## BEGIN EXERCISE INPUT

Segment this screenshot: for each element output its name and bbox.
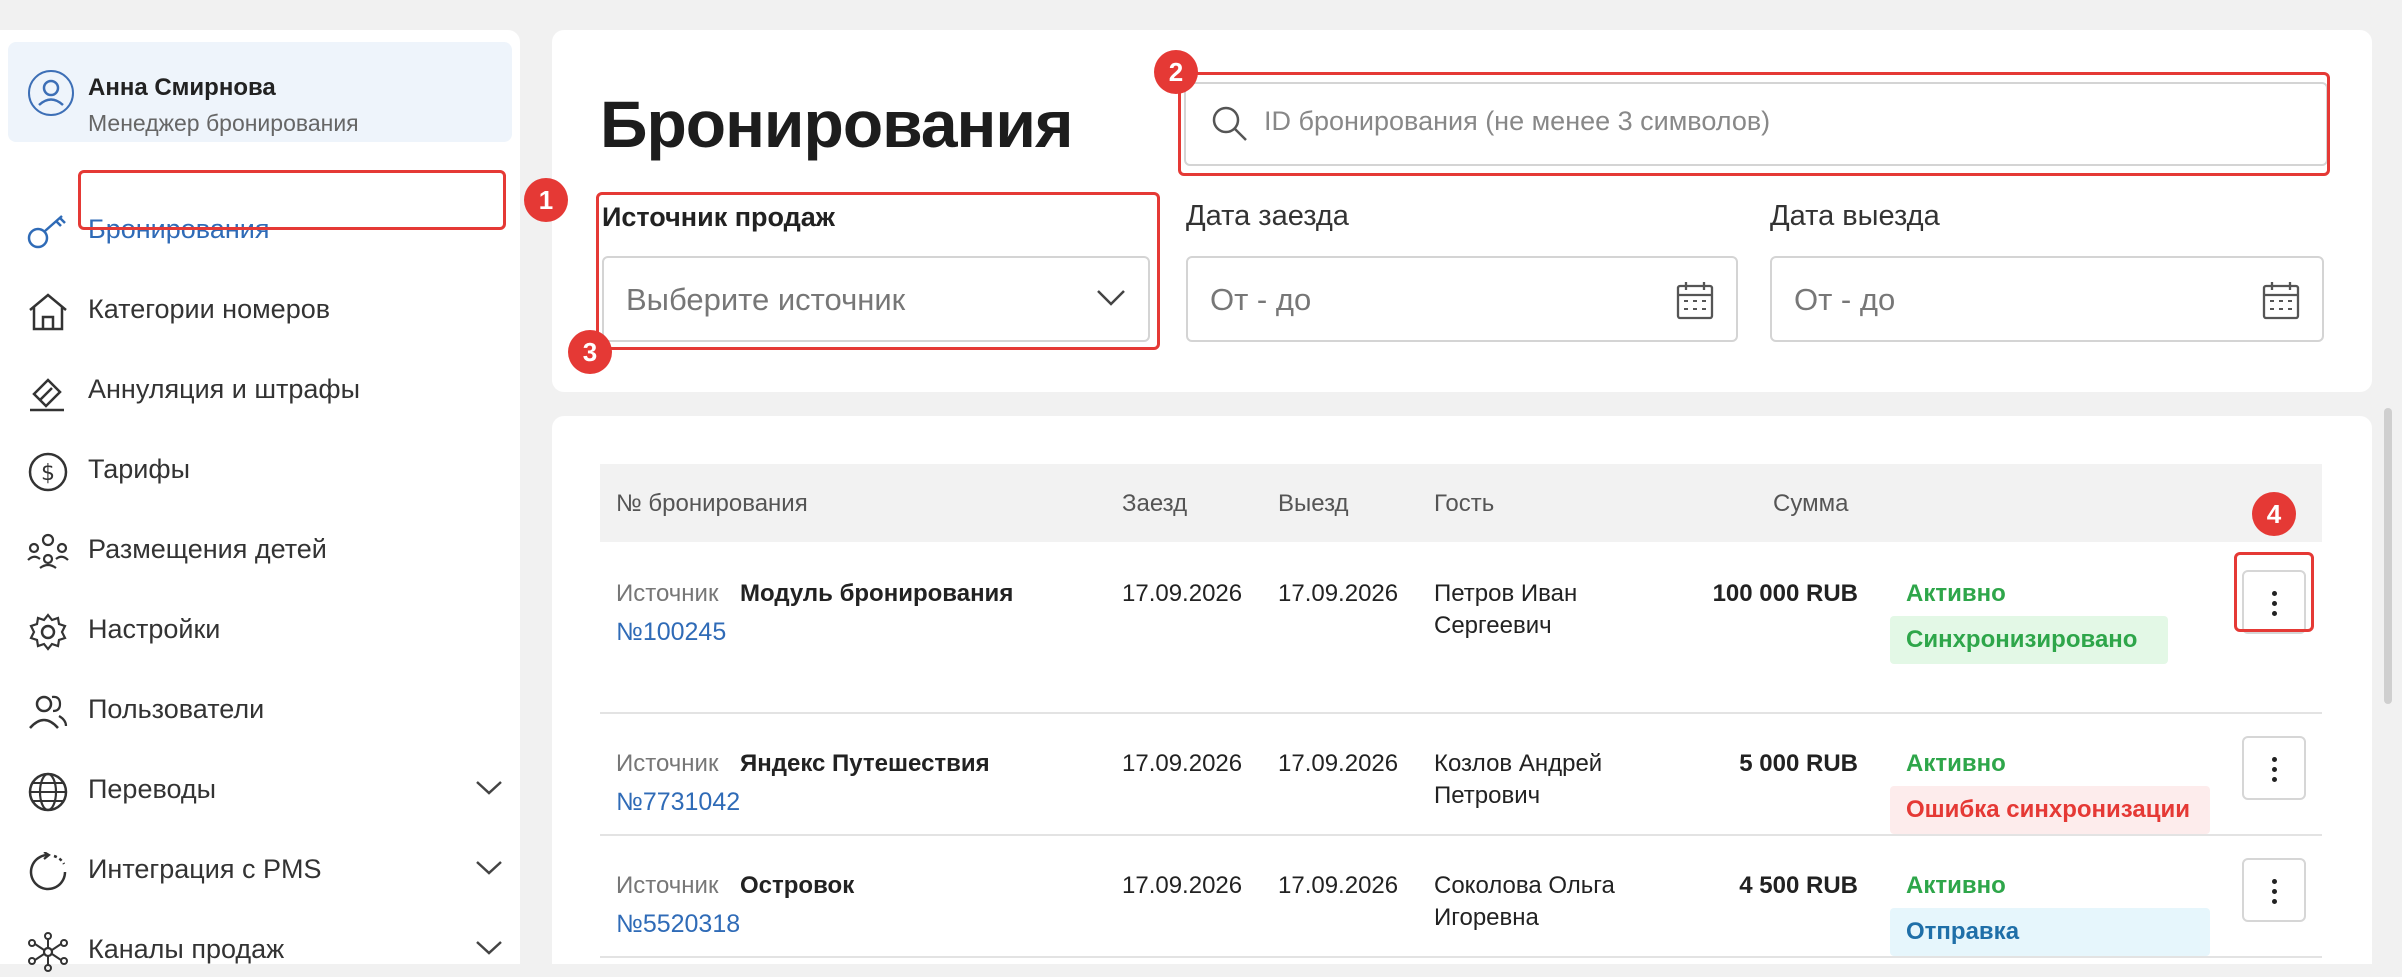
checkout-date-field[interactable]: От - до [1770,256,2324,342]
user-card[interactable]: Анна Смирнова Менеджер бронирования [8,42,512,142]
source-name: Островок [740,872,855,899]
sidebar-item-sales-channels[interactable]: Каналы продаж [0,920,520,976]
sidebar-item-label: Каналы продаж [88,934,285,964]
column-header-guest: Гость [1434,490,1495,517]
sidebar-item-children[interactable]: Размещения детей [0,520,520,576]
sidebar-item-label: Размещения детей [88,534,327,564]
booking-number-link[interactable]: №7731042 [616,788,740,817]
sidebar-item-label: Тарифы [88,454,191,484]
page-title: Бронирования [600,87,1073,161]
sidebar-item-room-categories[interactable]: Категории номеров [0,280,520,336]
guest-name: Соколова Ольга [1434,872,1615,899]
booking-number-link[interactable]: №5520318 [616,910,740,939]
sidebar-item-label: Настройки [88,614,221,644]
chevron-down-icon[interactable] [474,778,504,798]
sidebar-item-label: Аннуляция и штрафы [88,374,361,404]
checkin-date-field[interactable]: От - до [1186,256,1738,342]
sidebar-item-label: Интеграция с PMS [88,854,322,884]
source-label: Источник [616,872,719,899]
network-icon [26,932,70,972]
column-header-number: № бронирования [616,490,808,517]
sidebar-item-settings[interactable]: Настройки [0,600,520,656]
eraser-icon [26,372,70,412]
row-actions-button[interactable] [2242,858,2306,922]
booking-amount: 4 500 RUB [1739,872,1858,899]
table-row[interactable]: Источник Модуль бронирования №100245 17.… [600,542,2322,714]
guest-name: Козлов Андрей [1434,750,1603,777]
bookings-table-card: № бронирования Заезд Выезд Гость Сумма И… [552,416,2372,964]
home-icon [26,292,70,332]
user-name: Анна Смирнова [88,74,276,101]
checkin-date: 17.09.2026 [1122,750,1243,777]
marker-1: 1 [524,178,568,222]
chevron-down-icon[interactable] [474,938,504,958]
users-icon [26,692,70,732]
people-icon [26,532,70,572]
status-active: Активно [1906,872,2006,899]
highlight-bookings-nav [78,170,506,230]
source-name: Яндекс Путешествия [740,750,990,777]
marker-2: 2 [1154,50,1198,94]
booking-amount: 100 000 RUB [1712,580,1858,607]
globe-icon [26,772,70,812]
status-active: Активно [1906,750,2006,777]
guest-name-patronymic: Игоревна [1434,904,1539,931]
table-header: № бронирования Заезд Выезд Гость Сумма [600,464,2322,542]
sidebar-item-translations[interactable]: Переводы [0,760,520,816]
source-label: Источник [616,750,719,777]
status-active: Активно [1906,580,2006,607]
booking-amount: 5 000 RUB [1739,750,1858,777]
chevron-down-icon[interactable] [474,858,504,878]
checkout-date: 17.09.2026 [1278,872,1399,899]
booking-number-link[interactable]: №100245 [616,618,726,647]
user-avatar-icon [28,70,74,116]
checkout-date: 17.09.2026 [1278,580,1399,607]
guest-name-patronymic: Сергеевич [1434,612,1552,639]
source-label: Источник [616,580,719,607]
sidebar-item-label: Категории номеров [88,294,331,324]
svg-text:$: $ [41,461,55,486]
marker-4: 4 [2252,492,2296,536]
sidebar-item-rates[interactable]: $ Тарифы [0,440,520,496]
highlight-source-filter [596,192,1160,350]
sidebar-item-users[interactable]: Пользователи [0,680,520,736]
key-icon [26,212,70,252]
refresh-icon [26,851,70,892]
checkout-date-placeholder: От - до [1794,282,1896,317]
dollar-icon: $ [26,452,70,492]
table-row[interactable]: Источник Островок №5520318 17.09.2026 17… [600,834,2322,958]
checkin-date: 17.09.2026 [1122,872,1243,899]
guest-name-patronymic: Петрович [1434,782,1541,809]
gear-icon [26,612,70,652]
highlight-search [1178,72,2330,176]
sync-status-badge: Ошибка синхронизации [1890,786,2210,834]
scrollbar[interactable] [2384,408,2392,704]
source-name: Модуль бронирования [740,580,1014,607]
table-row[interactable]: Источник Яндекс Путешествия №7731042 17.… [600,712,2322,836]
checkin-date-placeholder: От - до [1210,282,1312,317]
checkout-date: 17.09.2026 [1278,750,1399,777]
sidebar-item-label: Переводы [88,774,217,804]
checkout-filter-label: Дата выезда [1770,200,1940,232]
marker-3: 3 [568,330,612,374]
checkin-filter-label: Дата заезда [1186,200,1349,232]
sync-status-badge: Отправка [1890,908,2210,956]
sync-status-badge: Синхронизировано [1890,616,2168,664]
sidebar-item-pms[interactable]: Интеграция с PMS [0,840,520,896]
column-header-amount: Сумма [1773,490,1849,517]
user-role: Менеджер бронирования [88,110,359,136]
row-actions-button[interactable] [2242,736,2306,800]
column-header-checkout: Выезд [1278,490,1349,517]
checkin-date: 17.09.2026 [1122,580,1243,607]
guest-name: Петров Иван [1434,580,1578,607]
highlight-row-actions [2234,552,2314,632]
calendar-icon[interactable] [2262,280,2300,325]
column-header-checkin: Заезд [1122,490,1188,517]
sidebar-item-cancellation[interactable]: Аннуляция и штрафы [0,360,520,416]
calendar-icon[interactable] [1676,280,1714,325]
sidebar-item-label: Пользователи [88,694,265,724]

## END EXERCISE INPUT

▸ **WHAT YOU HAVE TO DO**:
Rewrite all of the lines above, replacing "calendar-icon" with "date-picker-icon" and keeping everything else unchanged. Omit the pictures from your answer.

▸ **SOLUTION**:
Segment this screenshot: for each element output its name and bbox.
checkout-date-field[interactable]: От - до [1770,256,2324,342]
user-card[interactable]: Анна Смирнова Менеджер бронирования [8,42,512,142]
source-name: Островок [740,872,855,899]
sidebar-item-sales-channels[interactable]: Каналы продаж [0,920,520,976]
sidebar-item-label: Каналы продаж [88,934,285,964]
column-header-guest: Гость [1434,490,1495,517]
sidebar-item-children[interactable]: Размещения детей [0,520,520,576]
sidebar-item-label: Размещения детей [88,534,327,564]
booking-number-link[interactable]: №7731042 [616,788,740,817]
sidebar-item-label: Тарифы [88,454,191,484]
page-title: Бронирования [600,87,1073,161]
sidebar-item-room-categories[interactable]: Категории номеров [0,280,520,336]
guest-name: Соколова Ольга [1434,872,1615,899]
booking-number-link[interactable]: №5520318 [616,910,740,939]
sidebar-item-label: Настройки [88,614,221,644]
chevron-down-icon[interactable] [474,778,504,798]
sidebar-item-label: Аннуляция и штрафы [88,374,361,404]
checkin-date-field[interactable]: От - до [1186,256,1738,342]
sidebar-item-label: Интеграция с PMS [88,854,322,884]
source-label: Источник [616,872,719,899]
network-icon [26,932,70,972]
column-header-number: № бронирования [616,490,808,517]
sidebar-item-settings[interactable]: Настройки [0,600,520,656]
eraser-icon [26,372,70,412]
row-actions-button[interactable] [2242,858,2306,922]
booking-amount: 4 500 RUB [1739,872,1858,899]
table-row[interactable]: Источник Модуль бронирования №100245 17.… [600,542,2322,714]
guest-name: Козлов Андрей [1434,750,1603,777]
bookings-table-card: № бронирования Заезд Выезд Гость Сумма И… [552,416,2372,964]
home-icon [26,292,70,332]
user-name: Анна Смирнова [88,74,276,101]
checkin-date: 17.09.2026 [1122,750,1243,777]
marker-1: 1 [524,178,568,222]
chevron-down-icon[interactable] [474,938,504,958]
users-icon [26,692,70,732]
people-icon [26,532,70,572]
status-active: Активно [1906,872,2006,899]
highlight-bookings-nav [78,170,506,230]
source-name: Яндекс Путешествия [740,750,990,777]
marker-2: 2 [1154,50,1198,94]
booking-amount: 100 000 RUB [1712,580,1858,607]
globe-icon [26,772,70,812]
status-active: Активно [1906,750,2006,777]
guest-name-patronymic: Игоревна [1434,904,1539,931]
table-header: № бронирования Заезд Выезд Гость Сумма [600,464,2322,542]
sidebar-item-translations[interactable]: Переводы [0,760,520,816]
source-label: Источник [616,750,719,777]
status-active: Активно [1906,580,2006,607]
booking-amount: 5 000 RUB [1739,750,1858,777]
chevron-down-icon[interactable] [474,858,504,878]
checkout-date: 17.09.2026 [1278,872,1399,899]
booking-number-link[interactable]: №100245 [616,618,726,647]
user-avatar-icon [28,70,74,116]
checkout-date: 17.09.2026 [1278,580,1399,607]
guest-name-patronymic: Сергеевич [1434,612,1552,639]
source-label: Источник [616,580,719,607]
sidebar-item-label: Категории номеров [88,294,331,324]
svg-text:$: $ [41,461,55,486]
marker-4: 4 [2252,492,2296,536]
sidebar-item-rates[interactable]: $ Тарифы [0,440,520,496]
highlight-source-filter [596,192,1160,350]
sidebar-item-users[interactable]: Пользователи [0,680,520,736]
key-icon [26,212,70,252]
refresh-icon [26,851,70,892]
checkout-date-placeholder: От - до [1794,282,1896,317]
dollar-icon: $ [26,452,70,492]
table-row[interactable]: Источник Островок №5520318 17.09.2026 17… [600,834,2322,958]
checkin-date: 17.09.2026 [1122,872,1243,899]
guest-name-patronymic: Петрович [1434,782,1541,809]
gear-icon [26,612,70,652]
highlight-search [1178,72,2330,176]
sync-status-badge: Ошибка синхронизации [1890,786,2210,834]
scrollbar[interactable] [2384,408,2392,704]
source-name: Модуль бронирования [740,580,1014,607]
table-row[interactable]: Источник Яндекс Путешествия №7731042 17.… [600,712,2322,836]
checkin-date-placeholder: От - до [1210,282,1312,317]
checkout-date: 17.09.2026 [1278,750,1399,777]
sidebar-item-label: Переводы [88,774,217,804]
checkout-filter-label: Дата выезда [1770,200,1940,232]
marker-3: 3 [568,330,612,374]
checkin-filter-label: Дата заезда [1186,200,1349,232]
sync-status-badge: Отправка [1890,908,2210,956]
sync-status-badge: Синхронизировано [1890,616,2168,664]
sidebar-item-pms[interactable]: Интеграция с PMS [0,840,520,896]
column-header-amount: Сумма [1773,490,1849,517]
user-role: Менеджер бронирования [88,110,359,136]
row-actions-button[interactable] [2242,736,2306,800]
column-header-checkout: Выезд [1278,490,1349,517]
checkin-date: 17.09.2026 [1122,580,1243,607]
guest-name: Петров Иван [1434,580,1578,607]
highlight-row-actions [2234,552,2314,632]
date-picker-icon[interactable] [2262,280,2300,325]
column-header-checkin: Заезд [1122,490,1188,517]
sidebar-item-cancellation[interactable]: Аннуляция и штрафы [0,360,520,416]
date-picker-icon[interactable] [1676,280,1714,325]
sidebar-item-label: Пользователи [88,694,265,724]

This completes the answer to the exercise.